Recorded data
+ + +

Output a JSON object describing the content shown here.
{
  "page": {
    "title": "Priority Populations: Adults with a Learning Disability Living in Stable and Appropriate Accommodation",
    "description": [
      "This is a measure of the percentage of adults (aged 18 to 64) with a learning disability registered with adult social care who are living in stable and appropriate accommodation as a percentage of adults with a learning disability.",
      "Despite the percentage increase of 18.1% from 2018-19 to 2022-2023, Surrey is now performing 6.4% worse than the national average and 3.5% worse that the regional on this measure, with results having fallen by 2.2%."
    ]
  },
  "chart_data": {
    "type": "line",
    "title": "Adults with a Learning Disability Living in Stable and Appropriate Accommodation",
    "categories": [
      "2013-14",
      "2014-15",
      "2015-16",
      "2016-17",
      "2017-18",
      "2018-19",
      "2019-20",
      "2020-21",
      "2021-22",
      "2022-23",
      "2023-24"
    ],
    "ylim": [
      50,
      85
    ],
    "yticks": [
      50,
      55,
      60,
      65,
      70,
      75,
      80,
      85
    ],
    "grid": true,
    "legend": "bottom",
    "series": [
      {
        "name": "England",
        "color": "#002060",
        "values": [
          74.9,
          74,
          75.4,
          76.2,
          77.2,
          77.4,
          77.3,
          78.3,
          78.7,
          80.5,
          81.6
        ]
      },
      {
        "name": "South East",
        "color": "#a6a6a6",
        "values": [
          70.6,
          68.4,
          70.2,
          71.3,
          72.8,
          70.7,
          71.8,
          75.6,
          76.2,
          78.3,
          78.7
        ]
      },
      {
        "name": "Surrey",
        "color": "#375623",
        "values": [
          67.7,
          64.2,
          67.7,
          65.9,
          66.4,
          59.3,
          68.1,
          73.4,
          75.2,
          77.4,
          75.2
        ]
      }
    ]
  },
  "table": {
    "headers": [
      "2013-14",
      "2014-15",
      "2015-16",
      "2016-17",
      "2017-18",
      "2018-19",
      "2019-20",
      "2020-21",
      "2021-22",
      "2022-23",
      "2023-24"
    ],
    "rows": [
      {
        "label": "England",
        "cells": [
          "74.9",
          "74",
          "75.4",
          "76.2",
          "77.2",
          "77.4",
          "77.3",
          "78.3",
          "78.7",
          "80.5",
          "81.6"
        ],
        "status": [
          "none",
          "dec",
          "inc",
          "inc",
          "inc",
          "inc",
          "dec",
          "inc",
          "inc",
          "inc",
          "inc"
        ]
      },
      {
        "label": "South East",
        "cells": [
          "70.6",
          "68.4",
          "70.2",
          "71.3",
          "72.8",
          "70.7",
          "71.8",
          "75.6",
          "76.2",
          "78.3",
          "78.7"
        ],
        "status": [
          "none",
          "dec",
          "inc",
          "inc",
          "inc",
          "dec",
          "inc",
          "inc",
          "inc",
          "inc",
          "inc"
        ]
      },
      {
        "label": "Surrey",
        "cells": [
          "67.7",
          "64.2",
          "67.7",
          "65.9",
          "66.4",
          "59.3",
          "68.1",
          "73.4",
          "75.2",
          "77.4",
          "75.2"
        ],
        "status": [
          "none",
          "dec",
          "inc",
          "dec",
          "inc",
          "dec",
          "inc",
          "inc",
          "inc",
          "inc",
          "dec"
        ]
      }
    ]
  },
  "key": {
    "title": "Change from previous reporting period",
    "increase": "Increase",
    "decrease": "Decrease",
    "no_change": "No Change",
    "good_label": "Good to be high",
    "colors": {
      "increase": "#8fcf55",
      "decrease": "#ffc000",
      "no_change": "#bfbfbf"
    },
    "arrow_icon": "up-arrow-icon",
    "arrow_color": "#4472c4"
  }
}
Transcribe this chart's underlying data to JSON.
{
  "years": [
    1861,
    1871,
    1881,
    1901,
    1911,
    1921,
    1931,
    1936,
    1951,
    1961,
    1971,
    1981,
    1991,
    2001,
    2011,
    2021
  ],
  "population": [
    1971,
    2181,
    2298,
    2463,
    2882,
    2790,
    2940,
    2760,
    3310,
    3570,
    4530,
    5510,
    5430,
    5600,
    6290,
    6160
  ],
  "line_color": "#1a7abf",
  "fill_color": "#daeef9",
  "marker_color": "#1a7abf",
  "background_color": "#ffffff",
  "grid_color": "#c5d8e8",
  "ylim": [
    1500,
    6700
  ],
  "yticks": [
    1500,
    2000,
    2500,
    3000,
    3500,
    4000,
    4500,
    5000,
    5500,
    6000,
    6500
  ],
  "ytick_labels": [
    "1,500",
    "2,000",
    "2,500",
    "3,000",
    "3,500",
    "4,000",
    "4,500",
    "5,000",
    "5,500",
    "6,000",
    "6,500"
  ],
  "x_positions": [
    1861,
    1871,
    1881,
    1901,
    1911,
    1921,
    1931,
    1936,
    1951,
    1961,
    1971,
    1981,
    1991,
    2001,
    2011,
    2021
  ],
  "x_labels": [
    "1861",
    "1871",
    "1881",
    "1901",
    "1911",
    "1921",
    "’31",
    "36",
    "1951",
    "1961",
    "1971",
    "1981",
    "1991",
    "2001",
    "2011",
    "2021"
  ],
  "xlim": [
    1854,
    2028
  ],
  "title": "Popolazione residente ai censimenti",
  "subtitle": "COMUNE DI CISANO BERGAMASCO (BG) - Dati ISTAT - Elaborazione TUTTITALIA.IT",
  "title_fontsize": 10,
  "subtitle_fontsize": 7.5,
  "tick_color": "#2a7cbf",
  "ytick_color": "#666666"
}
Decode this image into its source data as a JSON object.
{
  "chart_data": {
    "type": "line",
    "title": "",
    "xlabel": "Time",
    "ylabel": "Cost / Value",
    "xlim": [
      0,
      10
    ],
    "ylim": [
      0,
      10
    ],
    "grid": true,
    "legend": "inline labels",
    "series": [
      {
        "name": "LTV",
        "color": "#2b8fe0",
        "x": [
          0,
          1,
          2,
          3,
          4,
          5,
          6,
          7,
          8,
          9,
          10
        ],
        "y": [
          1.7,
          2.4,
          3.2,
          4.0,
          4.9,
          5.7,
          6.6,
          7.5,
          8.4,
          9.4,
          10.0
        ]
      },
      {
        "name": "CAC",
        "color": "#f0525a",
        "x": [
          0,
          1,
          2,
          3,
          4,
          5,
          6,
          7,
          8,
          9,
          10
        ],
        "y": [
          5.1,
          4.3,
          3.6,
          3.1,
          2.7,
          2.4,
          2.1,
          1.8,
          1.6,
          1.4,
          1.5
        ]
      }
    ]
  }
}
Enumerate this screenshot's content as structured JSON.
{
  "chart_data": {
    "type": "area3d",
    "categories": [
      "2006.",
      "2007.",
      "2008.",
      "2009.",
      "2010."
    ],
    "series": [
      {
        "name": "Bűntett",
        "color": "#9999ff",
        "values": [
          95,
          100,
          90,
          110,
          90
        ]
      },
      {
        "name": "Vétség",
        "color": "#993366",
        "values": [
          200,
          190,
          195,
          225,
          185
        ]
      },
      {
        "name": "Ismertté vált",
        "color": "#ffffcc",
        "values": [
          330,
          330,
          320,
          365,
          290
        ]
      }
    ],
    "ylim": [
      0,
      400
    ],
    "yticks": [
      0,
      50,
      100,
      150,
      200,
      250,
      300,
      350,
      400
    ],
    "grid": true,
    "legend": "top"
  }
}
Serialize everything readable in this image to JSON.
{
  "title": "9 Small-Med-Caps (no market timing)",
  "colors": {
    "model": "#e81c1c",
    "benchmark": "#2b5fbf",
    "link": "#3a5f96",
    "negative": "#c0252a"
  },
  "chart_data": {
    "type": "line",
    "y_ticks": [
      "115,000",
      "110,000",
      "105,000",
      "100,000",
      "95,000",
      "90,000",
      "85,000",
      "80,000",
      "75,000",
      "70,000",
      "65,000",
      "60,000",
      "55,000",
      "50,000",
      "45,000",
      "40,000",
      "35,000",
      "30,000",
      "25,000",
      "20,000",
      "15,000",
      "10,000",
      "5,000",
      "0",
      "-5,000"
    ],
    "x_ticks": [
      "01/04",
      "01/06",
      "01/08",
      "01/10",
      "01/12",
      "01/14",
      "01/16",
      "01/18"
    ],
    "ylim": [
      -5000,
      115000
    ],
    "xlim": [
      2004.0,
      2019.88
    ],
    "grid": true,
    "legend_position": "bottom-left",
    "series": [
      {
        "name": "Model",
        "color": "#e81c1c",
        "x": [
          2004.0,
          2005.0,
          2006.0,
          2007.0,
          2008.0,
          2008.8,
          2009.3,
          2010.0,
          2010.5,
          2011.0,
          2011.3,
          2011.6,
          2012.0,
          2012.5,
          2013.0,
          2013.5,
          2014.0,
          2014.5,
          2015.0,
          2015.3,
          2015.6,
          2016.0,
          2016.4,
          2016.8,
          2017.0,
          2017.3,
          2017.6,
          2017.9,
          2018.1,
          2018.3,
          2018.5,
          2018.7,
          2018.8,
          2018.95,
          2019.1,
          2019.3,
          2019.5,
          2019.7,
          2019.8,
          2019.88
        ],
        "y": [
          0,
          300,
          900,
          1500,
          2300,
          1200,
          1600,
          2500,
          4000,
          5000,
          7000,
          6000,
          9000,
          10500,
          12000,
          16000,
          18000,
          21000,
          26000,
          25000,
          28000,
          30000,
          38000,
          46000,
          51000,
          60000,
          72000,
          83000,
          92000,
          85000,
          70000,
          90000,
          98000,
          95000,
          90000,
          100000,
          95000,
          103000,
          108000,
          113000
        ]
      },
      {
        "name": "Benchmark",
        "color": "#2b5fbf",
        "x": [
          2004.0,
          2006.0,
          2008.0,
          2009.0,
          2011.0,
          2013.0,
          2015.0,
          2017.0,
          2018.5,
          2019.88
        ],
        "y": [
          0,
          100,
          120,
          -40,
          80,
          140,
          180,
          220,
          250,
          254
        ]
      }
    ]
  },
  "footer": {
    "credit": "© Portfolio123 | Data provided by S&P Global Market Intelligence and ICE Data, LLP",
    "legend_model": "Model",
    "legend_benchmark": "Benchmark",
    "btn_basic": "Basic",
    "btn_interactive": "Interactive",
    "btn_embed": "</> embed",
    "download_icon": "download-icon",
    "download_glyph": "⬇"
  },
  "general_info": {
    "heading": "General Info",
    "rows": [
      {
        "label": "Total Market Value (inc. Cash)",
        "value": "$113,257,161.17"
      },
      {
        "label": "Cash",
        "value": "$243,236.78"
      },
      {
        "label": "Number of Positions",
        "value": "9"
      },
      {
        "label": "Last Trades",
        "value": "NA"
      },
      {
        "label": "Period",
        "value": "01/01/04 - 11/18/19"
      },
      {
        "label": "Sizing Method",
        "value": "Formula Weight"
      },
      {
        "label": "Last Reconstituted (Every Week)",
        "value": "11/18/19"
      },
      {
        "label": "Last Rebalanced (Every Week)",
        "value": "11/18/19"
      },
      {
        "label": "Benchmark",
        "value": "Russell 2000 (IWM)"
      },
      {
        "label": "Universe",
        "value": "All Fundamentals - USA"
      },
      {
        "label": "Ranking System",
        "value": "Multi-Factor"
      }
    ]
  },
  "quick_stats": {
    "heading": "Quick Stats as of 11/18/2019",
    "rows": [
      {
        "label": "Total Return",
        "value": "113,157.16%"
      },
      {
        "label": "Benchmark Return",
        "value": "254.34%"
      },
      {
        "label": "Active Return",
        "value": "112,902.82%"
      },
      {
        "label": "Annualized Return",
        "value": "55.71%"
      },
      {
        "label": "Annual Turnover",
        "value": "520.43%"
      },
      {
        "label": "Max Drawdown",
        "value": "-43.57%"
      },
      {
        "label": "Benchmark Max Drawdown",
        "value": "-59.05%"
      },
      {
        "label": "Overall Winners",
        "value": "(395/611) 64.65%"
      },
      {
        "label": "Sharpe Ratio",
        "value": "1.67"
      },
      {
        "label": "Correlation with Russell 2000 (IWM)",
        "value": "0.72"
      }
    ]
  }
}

+ + +

What number of lines in the records contain the word "icon"? Answer with that number alone.

Output for this exercise
2